Extracts from a graphics dataset
————————
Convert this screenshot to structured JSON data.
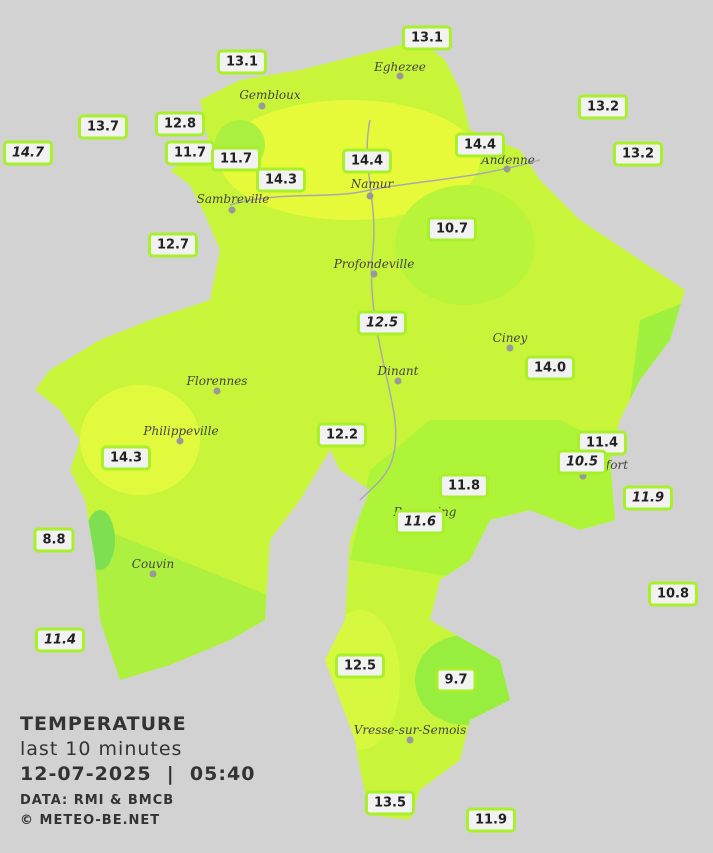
{
  "legend": {
    "title": "TEMPERATURE",
    "subtitle": "last 10 minutes",
    "datetime": "12-07-2025  |  05:40",
    "source": "DATA: RMI & BMCB",
    "credit": "© METEO-BE.NET"
  },
  "cities": [
    "Eghezee",
    "Gembloux",
    "Andenne",
    "Namur",
    "Sambreville",
    "Profondeville",
    "Ciney",
    "Dinant",
    "Florennes",
    "Philippeville",
    "Rochefort",
    "Beauraing",
    "Couvin",
    "Vresse-sur-Semois"
  ],
  "stations": [
    "13.1",
    "13.1",
    "13.2",
    "13.7",
    "12.8",
    "14.7",
    "11.7",
    "11.7",
    "14.4",
    "13.2",
    "14.4",
    "14.3",
    "10.7",
    "12.7",
    "12.5",
    "14.0",
    "12.2",
    "11.4",
    "14.3",
    "10.5",
    "11.8",
    "11.9",
    "11.6",
    "8.8",
    "10.8",
    "11.4",
    "12.5",
    "9.7",
    "13.5",
    "11.9"
  ]
}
————————
**Do this**
Each entry should be repeated exactly as it appears; the pictures stay out.

**Output below**
Convert this screenshot to structured JSON data.
{
  "legend": {
    "title": "TEMPERATURE",
    "subtitle": "last 10 minutes",
    "datetime": "12-07-2025  |  05:40",
    "source": "DATA: RMI & BMCB",
    "credit": "© METEO-BE.NET"
  },
  "cities": [
    "Eghezee",
    "Gembloux",
    "Andenne",
    "Namur",
    "Sambreville",
    "Profondeville",
    "Ciney",
    "Dinant",
    "Florennes",
    "Philippeville",
    "Rochefort",
    "Beauraing",
    "Couvin",
    "Vresse-sur-Semois"
  ],
  "stations": [
    "13.1",
    "13.1",
    "13.2",
    "13.7",
    "12.8",
    "14.7",
    "11.7",
    "11.7",
    "14.4",
    "13.2",
    "14.4",
    "14.3",
    "10.7",
    "12.7",
    "12.5",
    "14.0",
    "12.2",
    "11.4",
    "14.3",
    "10.5",
    "11.8",
    "11.9",
    "11.6",
    "8.8",
    "10.8",
    "11.4",
    "12.5",
    "9.7",
    "13.5",
    "11.9"
  ]
}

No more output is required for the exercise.